= Exercise requirements =
1. Translate this sentence from the jam jar solution into Spanish: "Since the two jars are geometrically similar, their corresponding sides are proportional."
2. Answer these questions from the jam jar solution:
(a) What is the ratio of the two jars' heights?
(b) What is the base area of the smaller jar?
(c) What is the cost of the larger jar?

= Reading text =
(a) To find the base area of the larger jar, we can use the concept of geometric similarity. Since the two jars are geometrically similar, their corresponding sides are proportional. The ratio of their heights is 12 cm / 8 cm = 3/2.
Since the ratio of their heights is 3/2, the ratio of their base areas will be (3/2)^2 = 9/4.
Given that the base area of the smaller jar is 42 cm^2, we can find the base area of the larger jar by multiplying 42 cm^2 by the ratio of their base areas:
Base area of larger jar = 42 cm^2 * (9/4) = 94.5 cm^2.
Therefore, the base area of the larger jar is 94.5 cm^2.
(b) If the cost of the larger jar of jam is $5, we can assume that the cost is directly proportional to the base area of the jar.
Since the base area of the larger jar is 94.5 cm^2, and the cost is $5, we can set up a proportion to find the cost of the smaller jar:
Cost of smaller jar / Cost of larger jar = Base area of smaller jar / Base area of larger jar.

= Records provided =

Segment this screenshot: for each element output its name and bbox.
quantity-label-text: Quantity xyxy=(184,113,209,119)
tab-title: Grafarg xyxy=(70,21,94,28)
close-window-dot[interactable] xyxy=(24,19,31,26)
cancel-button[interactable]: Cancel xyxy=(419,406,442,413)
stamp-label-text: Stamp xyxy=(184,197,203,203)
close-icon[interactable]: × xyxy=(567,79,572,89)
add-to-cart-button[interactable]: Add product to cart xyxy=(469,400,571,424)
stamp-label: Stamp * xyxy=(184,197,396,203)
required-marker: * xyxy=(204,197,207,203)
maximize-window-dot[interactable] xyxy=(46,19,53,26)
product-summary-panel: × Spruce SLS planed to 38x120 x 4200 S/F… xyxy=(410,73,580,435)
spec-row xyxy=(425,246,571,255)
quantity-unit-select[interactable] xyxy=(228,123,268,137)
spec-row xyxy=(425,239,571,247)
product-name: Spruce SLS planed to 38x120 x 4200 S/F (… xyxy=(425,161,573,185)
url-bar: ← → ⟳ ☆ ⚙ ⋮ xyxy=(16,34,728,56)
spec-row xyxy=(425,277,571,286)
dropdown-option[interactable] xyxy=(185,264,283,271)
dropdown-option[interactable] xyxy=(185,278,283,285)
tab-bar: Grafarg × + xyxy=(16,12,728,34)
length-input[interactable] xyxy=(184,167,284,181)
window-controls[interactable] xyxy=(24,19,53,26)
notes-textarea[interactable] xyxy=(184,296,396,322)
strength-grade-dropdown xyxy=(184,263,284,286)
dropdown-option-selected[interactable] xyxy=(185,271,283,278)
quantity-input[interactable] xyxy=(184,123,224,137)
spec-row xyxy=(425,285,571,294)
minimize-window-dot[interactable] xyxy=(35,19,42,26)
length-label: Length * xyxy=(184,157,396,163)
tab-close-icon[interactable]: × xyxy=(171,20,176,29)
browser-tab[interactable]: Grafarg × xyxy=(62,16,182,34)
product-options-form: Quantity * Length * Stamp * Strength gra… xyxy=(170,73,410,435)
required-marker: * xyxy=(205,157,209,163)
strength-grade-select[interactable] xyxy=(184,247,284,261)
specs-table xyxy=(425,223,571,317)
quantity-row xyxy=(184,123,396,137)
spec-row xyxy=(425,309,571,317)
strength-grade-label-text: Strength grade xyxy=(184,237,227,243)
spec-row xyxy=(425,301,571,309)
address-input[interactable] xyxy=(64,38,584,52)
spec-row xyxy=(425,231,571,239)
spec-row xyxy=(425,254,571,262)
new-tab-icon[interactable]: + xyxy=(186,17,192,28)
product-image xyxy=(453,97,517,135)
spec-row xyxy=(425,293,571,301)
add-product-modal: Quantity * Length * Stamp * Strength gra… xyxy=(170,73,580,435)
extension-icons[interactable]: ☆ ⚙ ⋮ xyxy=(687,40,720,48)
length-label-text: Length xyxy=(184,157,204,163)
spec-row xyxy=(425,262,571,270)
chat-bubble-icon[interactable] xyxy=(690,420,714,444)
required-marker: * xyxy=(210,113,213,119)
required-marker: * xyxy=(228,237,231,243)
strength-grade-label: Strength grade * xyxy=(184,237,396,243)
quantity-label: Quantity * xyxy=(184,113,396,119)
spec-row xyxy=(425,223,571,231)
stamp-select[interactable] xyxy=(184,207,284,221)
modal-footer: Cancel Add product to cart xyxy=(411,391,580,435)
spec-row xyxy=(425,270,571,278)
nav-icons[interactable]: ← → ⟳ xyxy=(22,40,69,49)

= Exercise solutions =
1. Dado que los dos frascos son geométricamente semejantes, sus lados correspondientes son proporcionales.

2.
(a) 3/2 (12 cm / 8 cm)
(b) 42 cm^2
(c) $5